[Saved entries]

>> Begin

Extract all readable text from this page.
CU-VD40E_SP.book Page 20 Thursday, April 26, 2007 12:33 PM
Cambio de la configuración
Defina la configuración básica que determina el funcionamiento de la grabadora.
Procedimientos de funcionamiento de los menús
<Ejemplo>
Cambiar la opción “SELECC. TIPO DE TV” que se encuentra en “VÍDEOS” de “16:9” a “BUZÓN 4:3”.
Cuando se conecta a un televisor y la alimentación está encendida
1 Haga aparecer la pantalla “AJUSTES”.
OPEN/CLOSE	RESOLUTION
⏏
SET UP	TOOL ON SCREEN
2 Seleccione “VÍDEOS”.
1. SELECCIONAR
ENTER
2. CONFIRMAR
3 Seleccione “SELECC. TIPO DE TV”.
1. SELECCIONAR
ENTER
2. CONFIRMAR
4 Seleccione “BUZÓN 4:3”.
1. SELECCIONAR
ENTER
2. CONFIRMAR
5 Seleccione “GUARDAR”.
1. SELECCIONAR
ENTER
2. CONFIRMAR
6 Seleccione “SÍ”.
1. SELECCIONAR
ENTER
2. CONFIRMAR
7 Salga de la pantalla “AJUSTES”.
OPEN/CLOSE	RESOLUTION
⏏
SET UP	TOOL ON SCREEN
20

>> End

**The request**: Point out every line holding the string "pantalla" and copy it.

**Exercise result**:
1 Haga aparecer la pantalla “AJUSTES”.
7 Salga de la pantalla “AJUSTES”.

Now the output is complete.